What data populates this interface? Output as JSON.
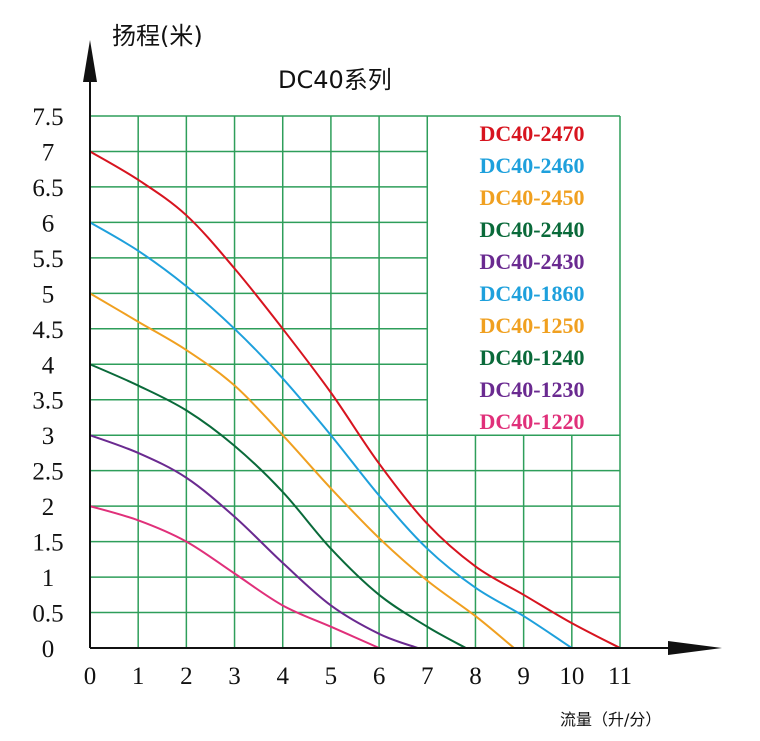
{
  "chart_data": {
    "type": "line",
    "title": "DC40系列",
    "ylabel": "扬程(米)",
    "xlabel": "流量（升/分）",
    "xlim": [
      0,
      11
    ],
    "ylim": [
      0,
      7.5
    ],
    "x_ticks": [
      "0",
      "1",
      "2",
      "3",
      "4",
      "5",
      "6",
      "7",
      "8",
      "9",
      "10",
      "11"
    ],
    "y_ticks": [
      "0",
      "0.5",
      "1",
      "1.5",
      "2",
      "2.5",
      "3",
      "3.5",
      "4",
      "4.5",
      "5",
      "5.5",
      "6",
      "6.5",
      "7",
      "7.5"
    ],
    "grid": true,
    "grid_color": "#2e9e5a",
    "legend_position": "top-right",
    "legend": [
      {
        "label": "DC40-2470",
        "color": "#d7141f"
      },
      {
        "label": "DC40-2460",
        "color": "#1ea0dc"
      },
      {
        "label": "DC40-2450",
        "color": "#f0a020"
      },
      {
        "label": "DC40-2440",
        "color": "#0a6a3a"
      },
      {
        "label": "DC40-2430",
        "color": "#6a2a90"
      },
      {
        "label": "DC40-1860",
        "color": "#1ea0dc"
      },
      {
        "label": "DC40-1250",
        "color": "#f0a020"
      },
      {
        "label": "DC40-1240",
        "color": "#0a6a3a"
      },
      {
        "label": "DC40-1230",
        "color": "#6a2a90"
      },
      {
        "label": "DC40-1220",
        "color": "#e0307a"
      }
    ],
    "series": [
      {
        "name": "DC40-2470",
        "color": "#d7141f",
        "x": [
          0,
          1,
          2,
          3,
          4,
          5,
          6,
          7,
          8,
          9,
          10,
          11
        ],
        "y": [
          7,
          6.6,
          6.1,
          5.35,
          4.5,
          3.6,
          2.6,
          1.75,
          1.15,
          0.75,
          0.35,
          0
        ]
      },
      {
        "name": "DC40-2460",
        "color": "#1ea0dc",
        "x": [
          0,
          1,
          2,
          3,
          4,
          5,
          6,
          7,
          8,
          9,
          10
        ],
        "y": [
          6,
          5.6,
          5.1,
          4.5,
          3.8,
          3.0,
          2.15,
          1.4,
          0.85,
          0.45,
          0
        ]
      },
      {
        "name": "DC40-2450",
        "color": "#f0a020",
        "x": [
          0,
          1,
          2,
          3,
          4,
          5,
          6,
          7,
          8,
          8.8
        ],
        "y": [
          5,
          4.6,
          4.2,
          3.7,
          3.0,
          2.25,
          1.55,
          0.95,
          0.45,
          0
        ]
      },
      {
        "name": "DC40-2440",
        "color": "#0a6a3a",
        "x": [
          0,
          1,
          2,
          3,
          4,
          5,
          6,
          7,
          7.8
        ],
        "y": [
          4,
          3.7,
          3.35,
          2.85,
          2.2,
          1.4,
          0.75,
          0.3,
          0
        ]
      },
      {
        "name": "DC40-2430",
        "color": "#6a2a90",
        "x": [
          0,
          1,
          2,
          3,
          4,
          5,
          6,
          6.8
        ],
        "y": [
          3,
          2.75,
          2.4,
          1.85,
          1.2,
          0.6,
          0.2,
          0
        ]
      },
      {
        "name": "DC40-1220",
        "color": "#e0307a",
        "x": [
          0,
          1,
          2,
          3,
          4,
          5,
          6
        ],
        "y": [
          2,
          1.8,
          1.5,
          1.05,
          0.6,
          0.3,
          0
        ]
      }
    ]
  }
}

Your instructions:
Only the number is wanted: how many lines in the preceding entries hold the string "name"?

Final answer:
6